*SELECTED TEXT*
▶

Because vs. due to with adjectives?

Solution 1:

Long ago, the principle used to be that due to is adjectival, and owing to is adverbial.

In OP's example, "due to" adverbially modifies "We find", so strictly speaking (long ago) it wouldn't have been acceptable. OP would have to rephrase along the lines of...

Our conclusion that X is better than Y in most cases is due to lack of support for Y.

...which "correctly" makes a noun (our conclusion) the object of due to.

By the same principle, some might say because of is also adverbial, and that you should say "I am weak because of hunger", rather than "My weakness is because of hunger". I'm not one of those.

In practice due to, owing to, and because of are now used interchangeably. Only a few die-hard pedants maintain that adjectival/adverbial distinction today.

Solution 2:

FumbleFingers provides an excellent answer to your specific question about because of and due to.

However, this sentence has larger problems which that answer does not address.

  1. It's not clear what clause (not noun or verb) due to &c modifies—is it We find or X is better than Y or X is better than Y in most cases?
  2. It's not clear what clause in most cases modifies—is it We find or X is better than Y? The comma seems to preclude its modifying anything that follows; but it's quite possible that the author meant it to modify either due to lack of support for Y or even just lack of support for Y.

So it might mean a great number of things:

  • We find that X is in most cases better than Y. We attribute this superiority to a general lack of support for Y; if Y were better supported, there would have been more cases where Y is better than X.
  • We find that X is in most cases better than Y. We attribute this superiority to a lack of support for Y in those specific cases; wherever Y is even modestly supported Y is clearly better than X.
  • We find that X is in most cases better than Y. We attribute this finding to a general lack of support for Y; our methodology assumed Y would be better supported, so our finding may not be valid.
  • We find that X is better than Y. In most cases this was clearly attributable to a lack of support for Y; but in other cases Y was adequately supported and X was still superior.
  • In most cases we find that X is better than Y, and in these cases we attribute this superiority to a lack of support for Y. In the remaining cases, however, Y is just as poorly supported, and yet Y is clearly better than X; we are at a loss to explain this.

And so forth and so on—I'll let you work out all the permutations.

It's a very slovenly sentence. The old practice which FumbleFingers describes might have resolved some of these issues, but not all of them.

◀

*WHAT TO PRODUCE*
In the discussion of "because of" and "due to" above, set down everything from "However, this sentence" down to "just lack of support for Y." word for word.

*SOURCE DATA*

▶

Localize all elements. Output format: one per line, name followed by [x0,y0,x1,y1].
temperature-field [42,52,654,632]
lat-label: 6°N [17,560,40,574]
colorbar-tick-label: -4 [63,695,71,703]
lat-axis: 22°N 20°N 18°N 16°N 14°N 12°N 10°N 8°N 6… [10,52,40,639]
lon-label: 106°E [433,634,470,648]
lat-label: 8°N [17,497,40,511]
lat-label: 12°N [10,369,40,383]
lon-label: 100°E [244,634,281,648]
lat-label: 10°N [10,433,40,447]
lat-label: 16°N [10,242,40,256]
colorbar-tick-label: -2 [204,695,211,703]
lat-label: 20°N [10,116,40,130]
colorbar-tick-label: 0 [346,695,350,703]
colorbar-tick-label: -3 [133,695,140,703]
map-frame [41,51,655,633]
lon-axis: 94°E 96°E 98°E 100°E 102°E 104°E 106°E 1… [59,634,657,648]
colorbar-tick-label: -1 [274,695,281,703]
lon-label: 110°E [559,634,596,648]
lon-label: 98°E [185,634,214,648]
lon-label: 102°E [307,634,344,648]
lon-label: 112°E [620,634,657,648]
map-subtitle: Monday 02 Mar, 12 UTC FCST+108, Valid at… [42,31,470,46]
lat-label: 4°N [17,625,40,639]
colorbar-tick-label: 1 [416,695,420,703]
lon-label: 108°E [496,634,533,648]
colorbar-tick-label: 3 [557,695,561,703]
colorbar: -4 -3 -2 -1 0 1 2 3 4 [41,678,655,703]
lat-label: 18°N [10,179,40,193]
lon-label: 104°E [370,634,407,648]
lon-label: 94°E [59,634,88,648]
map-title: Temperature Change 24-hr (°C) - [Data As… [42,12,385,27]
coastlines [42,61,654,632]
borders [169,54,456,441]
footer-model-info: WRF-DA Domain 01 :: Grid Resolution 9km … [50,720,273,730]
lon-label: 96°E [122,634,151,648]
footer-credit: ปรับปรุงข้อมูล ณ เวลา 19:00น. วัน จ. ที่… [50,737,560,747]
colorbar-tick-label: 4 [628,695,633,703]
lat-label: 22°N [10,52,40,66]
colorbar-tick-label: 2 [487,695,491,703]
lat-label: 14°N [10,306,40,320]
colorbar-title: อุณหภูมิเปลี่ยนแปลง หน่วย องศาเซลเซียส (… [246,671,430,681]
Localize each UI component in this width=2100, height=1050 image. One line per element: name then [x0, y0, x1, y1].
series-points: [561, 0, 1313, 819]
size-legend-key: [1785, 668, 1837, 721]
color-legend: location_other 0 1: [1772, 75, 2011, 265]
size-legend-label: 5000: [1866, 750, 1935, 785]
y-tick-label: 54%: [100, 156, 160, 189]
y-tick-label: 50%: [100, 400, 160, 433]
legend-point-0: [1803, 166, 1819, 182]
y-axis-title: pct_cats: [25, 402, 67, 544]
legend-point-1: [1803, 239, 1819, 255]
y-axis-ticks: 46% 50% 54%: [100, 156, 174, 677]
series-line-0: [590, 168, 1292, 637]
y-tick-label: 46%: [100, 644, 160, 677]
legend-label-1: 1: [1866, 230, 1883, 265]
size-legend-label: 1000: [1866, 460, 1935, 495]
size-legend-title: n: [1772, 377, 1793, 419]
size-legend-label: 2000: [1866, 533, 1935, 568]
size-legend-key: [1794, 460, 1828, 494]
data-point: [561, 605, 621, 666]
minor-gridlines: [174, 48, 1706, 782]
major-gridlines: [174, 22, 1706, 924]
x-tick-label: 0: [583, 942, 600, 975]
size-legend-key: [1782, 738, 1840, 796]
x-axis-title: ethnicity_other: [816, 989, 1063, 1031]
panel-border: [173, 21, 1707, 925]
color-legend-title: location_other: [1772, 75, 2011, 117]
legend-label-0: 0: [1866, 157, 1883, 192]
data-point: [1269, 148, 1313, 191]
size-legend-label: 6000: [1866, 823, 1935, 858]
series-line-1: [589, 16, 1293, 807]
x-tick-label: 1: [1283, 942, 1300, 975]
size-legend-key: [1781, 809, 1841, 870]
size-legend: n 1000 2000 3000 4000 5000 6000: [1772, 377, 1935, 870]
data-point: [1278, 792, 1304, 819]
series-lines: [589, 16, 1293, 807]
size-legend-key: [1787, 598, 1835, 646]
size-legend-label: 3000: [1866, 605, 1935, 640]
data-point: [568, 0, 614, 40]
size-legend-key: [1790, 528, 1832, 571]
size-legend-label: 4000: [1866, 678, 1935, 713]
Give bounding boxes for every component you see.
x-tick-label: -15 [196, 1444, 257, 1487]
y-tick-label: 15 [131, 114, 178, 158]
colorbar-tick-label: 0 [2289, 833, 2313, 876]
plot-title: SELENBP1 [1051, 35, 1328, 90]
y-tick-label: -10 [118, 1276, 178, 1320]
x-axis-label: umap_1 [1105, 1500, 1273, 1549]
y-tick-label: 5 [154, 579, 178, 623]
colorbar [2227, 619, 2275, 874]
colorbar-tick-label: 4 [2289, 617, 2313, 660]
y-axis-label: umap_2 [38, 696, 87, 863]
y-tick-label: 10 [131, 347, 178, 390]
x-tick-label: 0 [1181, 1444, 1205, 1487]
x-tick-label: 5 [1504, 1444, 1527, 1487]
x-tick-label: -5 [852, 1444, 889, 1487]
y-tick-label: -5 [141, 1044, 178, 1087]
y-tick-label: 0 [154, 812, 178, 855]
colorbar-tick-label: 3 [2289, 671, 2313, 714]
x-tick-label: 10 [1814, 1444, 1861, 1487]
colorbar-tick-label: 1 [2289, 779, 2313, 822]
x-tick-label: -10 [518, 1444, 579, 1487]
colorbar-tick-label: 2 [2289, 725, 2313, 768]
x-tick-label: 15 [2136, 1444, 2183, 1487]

◀

*RESULT OF THIS EXERCISE*
However, this sentence has larger problems which that answer does not address.

  1. It's not clear what clause (not noun or verb) due to &c modifies—is it We find or X is better than Y or X is better than Y in most cases?
  2. It's not clear what clause in most cases modifies—is it We find or X is better than Y? The comma seems to preclude its modifying anything that follows; but it's quite possible that the author meant it to modify either due to lack of support for Y or even just lack of support for Y.